### SET EXERCISE
Tally the lines in the following entries that include the word "中学入試成績と高校時の成績分布"; state only the total.

[Chart and figure data]
═══
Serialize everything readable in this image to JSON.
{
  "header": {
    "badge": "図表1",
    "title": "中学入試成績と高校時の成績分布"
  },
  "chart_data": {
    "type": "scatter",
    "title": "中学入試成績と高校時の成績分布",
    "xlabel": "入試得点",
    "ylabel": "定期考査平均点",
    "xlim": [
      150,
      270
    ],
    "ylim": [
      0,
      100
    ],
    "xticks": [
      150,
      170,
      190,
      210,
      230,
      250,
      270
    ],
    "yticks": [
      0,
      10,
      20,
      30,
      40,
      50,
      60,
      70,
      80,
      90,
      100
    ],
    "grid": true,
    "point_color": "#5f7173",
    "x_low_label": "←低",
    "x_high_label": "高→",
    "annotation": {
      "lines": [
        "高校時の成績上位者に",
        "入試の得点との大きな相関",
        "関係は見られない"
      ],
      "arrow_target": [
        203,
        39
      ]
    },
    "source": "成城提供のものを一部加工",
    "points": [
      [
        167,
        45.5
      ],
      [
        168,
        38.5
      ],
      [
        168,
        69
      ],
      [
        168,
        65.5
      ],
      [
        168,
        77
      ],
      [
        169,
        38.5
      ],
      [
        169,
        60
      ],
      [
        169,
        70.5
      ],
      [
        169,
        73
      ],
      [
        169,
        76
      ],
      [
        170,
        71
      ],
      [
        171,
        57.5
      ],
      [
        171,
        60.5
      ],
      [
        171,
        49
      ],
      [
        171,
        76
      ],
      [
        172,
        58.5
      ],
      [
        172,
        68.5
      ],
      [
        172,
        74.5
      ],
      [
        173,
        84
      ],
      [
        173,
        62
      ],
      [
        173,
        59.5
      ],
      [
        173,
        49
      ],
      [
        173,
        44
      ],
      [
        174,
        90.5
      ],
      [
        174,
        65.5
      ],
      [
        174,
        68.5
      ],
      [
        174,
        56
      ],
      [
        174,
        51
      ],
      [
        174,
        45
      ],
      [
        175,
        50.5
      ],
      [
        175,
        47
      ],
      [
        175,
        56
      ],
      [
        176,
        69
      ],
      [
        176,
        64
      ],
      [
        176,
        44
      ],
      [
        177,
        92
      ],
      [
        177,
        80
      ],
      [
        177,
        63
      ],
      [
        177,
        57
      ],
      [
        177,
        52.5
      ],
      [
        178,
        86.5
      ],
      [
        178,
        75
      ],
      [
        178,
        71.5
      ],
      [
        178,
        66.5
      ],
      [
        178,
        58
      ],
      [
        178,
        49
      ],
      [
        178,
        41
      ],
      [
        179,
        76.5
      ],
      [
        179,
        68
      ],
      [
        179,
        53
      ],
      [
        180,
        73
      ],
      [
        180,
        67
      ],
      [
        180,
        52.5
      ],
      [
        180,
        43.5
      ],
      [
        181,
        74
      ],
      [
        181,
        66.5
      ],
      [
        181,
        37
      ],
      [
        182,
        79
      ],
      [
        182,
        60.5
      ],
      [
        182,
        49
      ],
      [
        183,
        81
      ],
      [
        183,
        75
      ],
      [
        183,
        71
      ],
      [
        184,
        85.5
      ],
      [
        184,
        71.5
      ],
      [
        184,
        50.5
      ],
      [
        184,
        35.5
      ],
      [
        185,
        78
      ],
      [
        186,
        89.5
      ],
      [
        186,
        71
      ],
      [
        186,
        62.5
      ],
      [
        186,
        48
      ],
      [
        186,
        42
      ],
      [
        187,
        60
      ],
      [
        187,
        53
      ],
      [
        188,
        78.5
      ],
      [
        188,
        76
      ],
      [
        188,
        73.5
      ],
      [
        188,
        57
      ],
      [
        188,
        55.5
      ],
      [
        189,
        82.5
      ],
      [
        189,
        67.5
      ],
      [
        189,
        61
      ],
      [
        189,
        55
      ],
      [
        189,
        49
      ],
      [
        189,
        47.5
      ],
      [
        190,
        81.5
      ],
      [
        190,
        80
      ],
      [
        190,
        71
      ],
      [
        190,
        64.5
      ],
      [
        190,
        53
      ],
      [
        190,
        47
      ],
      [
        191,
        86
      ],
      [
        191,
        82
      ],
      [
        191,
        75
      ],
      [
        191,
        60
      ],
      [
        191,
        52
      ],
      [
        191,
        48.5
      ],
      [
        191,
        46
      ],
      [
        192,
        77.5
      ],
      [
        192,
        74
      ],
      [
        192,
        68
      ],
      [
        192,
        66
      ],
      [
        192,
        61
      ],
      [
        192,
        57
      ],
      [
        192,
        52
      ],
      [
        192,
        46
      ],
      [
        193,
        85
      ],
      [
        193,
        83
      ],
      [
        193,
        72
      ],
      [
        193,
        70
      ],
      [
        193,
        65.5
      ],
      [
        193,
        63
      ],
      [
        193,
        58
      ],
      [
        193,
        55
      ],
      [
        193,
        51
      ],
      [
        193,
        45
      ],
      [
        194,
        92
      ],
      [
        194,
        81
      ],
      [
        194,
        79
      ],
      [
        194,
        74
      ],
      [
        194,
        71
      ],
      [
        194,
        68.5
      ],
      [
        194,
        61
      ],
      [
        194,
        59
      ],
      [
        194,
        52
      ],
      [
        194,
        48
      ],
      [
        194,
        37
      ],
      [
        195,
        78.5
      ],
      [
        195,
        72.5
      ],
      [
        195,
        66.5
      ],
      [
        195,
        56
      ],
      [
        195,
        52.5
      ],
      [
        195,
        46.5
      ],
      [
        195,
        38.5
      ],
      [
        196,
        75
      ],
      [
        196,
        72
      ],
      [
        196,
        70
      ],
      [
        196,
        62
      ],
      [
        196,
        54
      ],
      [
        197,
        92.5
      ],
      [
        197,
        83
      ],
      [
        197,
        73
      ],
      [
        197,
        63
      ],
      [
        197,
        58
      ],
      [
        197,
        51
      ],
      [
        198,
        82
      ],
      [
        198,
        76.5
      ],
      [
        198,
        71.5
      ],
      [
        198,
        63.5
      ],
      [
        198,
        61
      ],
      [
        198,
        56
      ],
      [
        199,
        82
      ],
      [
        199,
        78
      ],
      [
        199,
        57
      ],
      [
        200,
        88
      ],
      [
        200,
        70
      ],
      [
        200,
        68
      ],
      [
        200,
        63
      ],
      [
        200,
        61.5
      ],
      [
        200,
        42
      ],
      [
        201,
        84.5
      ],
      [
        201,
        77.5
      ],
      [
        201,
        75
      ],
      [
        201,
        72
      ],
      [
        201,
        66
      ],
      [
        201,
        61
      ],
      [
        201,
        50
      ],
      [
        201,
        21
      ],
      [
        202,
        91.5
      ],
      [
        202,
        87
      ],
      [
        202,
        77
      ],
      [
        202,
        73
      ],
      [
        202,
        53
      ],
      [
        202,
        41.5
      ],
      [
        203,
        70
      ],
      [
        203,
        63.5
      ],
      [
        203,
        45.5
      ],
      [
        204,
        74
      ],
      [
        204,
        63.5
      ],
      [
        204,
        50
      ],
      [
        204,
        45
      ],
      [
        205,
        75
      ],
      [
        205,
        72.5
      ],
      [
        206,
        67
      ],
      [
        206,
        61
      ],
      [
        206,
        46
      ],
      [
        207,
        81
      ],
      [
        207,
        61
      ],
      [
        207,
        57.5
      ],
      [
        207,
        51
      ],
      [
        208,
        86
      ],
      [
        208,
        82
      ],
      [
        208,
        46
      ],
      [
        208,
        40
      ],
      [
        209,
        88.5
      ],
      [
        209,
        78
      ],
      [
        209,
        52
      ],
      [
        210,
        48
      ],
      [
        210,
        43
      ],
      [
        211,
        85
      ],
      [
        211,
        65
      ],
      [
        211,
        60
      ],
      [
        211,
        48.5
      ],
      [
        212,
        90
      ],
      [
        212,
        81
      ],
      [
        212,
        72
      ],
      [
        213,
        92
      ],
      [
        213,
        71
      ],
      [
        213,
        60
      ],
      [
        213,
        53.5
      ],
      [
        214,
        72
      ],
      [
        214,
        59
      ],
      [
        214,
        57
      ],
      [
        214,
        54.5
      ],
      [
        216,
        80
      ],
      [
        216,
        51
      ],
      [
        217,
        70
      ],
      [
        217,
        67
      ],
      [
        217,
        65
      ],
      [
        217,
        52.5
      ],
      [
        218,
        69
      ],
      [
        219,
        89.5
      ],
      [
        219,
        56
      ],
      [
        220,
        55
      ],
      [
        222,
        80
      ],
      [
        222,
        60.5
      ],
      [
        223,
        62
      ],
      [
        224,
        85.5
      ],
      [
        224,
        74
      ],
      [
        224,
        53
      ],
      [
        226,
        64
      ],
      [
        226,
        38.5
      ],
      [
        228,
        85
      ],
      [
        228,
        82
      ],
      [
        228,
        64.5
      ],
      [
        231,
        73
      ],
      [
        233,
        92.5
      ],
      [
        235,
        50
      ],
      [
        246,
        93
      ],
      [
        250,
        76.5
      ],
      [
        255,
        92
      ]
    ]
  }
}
═══
### RESULT FOR THIS EXERCISE
2